+++ SUPPLIED INFORMATION
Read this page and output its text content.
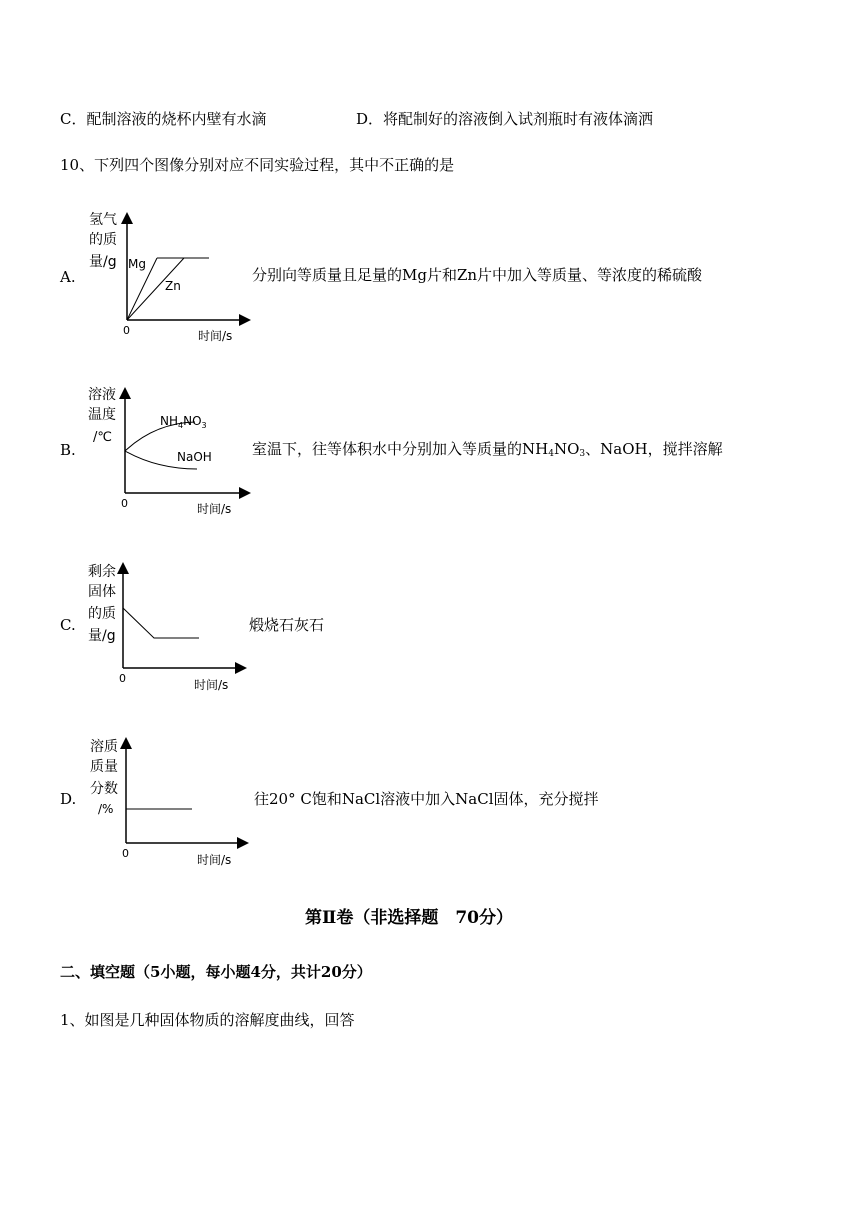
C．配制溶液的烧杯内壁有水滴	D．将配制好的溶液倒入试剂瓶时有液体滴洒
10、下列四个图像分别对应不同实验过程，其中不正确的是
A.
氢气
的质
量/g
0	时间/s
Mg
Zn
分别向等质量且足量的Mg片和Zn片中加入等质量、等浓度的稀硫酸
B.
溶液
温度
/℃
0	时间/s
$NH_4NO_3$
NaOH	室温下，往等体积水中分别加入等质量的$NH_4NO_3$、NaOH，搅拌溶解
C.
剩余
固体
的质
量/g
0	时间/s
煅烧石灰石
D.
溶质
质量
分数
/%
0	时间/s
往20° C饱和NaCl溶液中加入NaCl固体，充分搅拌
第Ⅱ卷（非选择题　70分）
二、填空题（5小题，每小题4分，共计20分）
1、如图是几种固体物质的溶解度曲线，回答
++++++
+++ SUPPLIED INFORMATION
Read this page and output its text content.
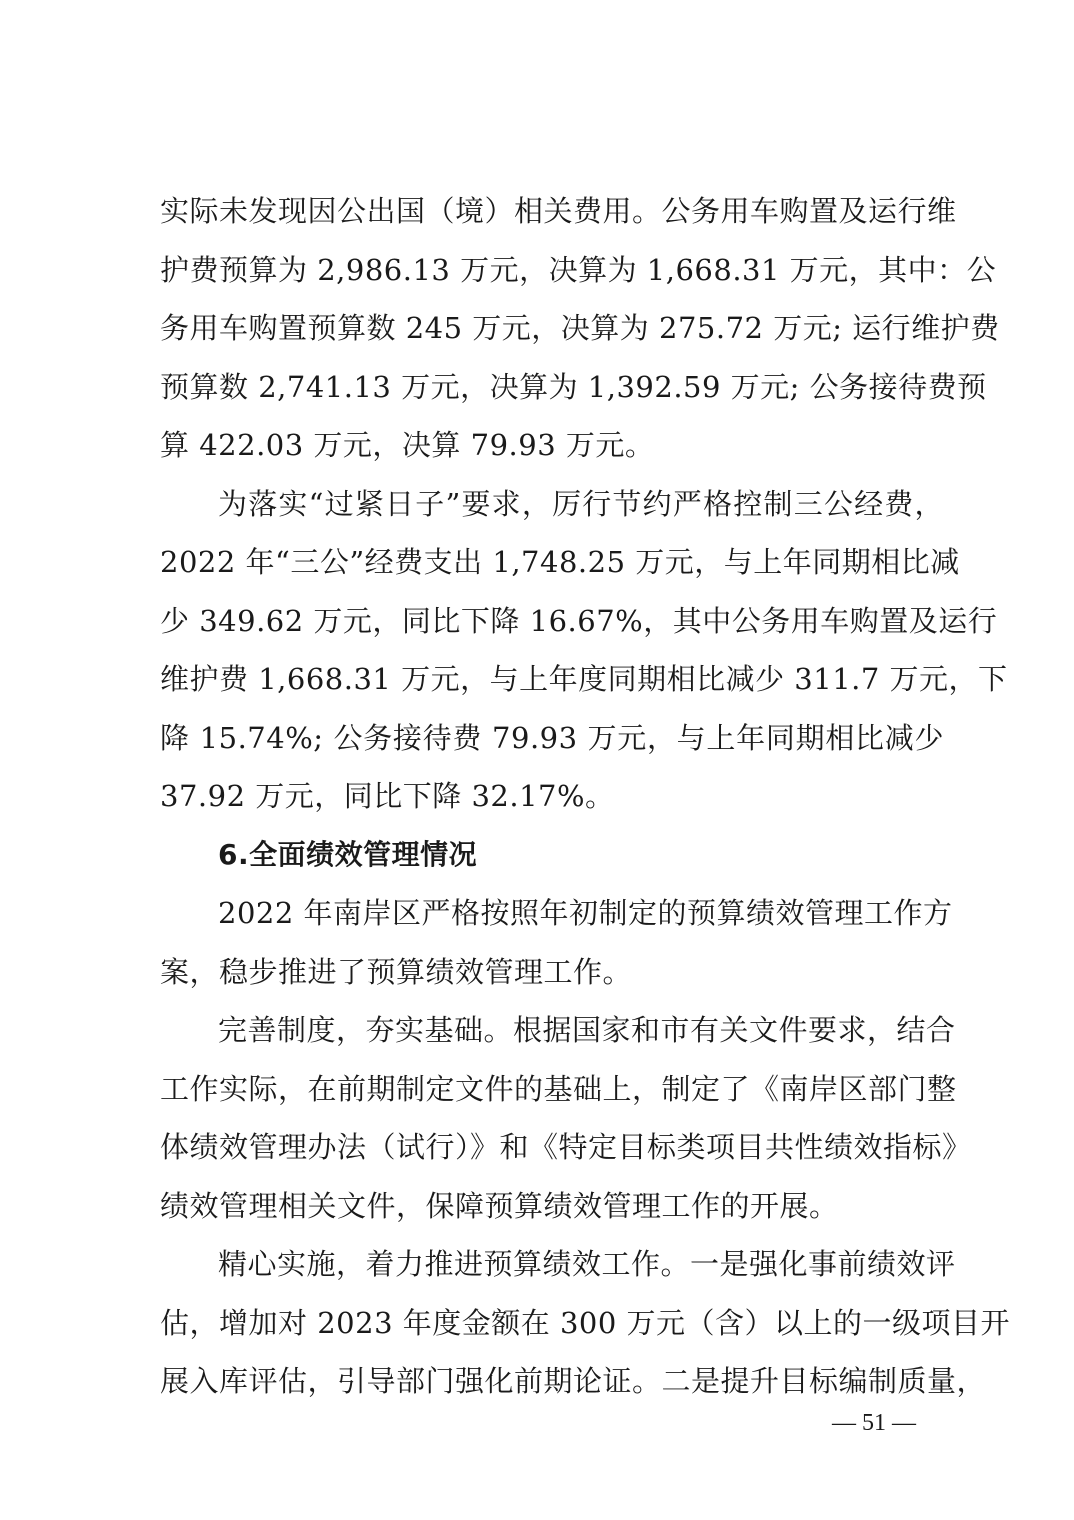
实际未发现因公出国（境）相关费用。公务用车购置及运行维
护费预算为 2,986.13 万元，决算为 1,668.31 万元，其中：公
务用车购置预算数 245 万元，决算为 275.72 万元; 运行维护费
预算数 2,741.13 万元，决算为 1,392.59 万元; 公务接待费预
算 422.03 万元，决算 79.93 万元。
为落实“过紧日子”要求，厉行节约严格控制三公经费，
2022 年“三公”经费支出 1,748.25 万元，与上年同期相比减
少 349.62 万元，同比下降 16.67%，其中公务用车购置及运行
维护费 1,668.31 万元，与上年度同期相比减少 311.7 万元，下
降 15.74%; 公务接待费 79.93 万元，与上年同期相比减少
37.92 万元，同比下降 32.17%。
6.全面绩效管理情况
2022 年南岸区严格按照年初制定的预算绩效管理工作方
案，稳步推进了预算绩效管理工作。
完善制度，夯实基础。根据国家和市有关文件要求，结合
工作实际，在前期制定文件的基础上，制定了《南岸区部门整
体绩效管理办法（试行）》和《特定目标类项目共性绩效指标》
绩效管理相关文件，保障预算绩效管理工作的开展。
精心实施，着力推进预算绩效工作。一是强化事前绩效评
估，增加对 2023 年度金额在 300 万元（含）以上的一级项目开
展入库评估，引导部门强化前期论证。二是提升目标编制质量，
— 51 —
++++++
▶ **GOAL**
Among the entries above, how many lines hold the string "同比下降"? Respond with nothing but the number.

▶ **ANSWER TO THIS PROBLEM**
2